Document passage =
I learned a lot about the mechanical aspects of brewing on a larger scale. I think they might've learned a few things too, since they'd never used corn, acidulated malt, nor the first wort hop technique. Obviously, basic brewing principles were the same as homebrewing and (unless we're talking about a fully automated megabrewery) the pro brewer's job remains very manual and very physical. It's a hot wet mess, but somehow still interesting and enjoyable. Oh, and hanging-out with a couple cool guys all day with an open bar helps grease the wheels too. Late in the afternoon, several tall ones past beer-thirty, I asked one of the brewers "how are you able to keep from going home drunk every day?" He sheepishly answered "yeeeah…I'm usually not able." I'm not saying they're lushes. I'm saying these guys work really hard late into the night almost every day of the week, seldom stopping to eat. Not to mention Alpha mainly brews big-ass beers, like 7%, 9%, 12% ABV. That's no joke.

Given material =
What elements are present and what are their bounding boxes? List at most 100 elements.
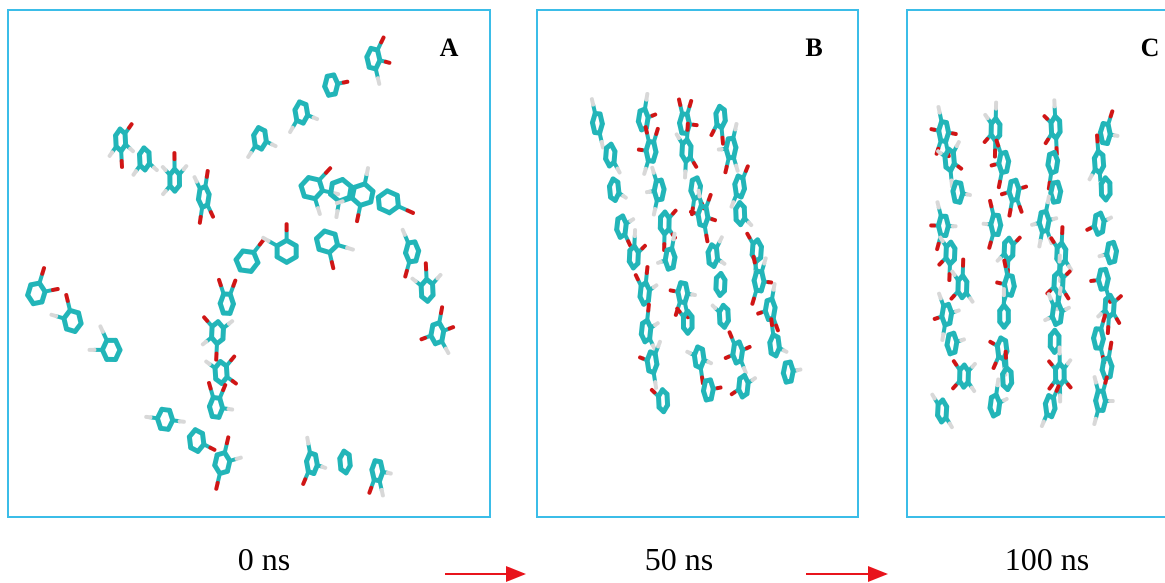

Task set =
**A.** Answer these questions about the brewing passage:
(i) Which ingredients or techniques had the brewers never used before?
(ii) What did one brewer answer when asked how he keeps from going home drunk every day?
(iii) Which ABV figures does the passage give as examples of Alpha's beers?
**B.** Carry the brewing passage forward from its final sentence.

Responses to the exercise =
**A.**
(i) Corn, acidulated malt, and the first wort hop technique.
(ii) "yeeeah…I'm usually not able."
(iii) 7%, 9%, and 12% ABV.

**B.**
It's not a huge operation, but very well constructed and intelligently laid-out. The Canadian-manufactured Criveller three vessel brewhouse is 2 ½ barrel capacity. Most brewdays involve brewing the same thing 2-3 times (depending on strength) in order to fill numerous 5 barrel conical fermenters. The fermenters all feature built-in glycol temperature control, and can double as bright tanks from which they direct-fill kegs. The same glycol system chills the adjacent walk-in cooler which serves the cozy tasting room on the other side of the wall tapping 10 different fresh beers at all times. Curious bar-flies can observe the whole brewery operation through a large plate-glass window.

Image
Here's a pic of the tasting room bar I snagged from their website.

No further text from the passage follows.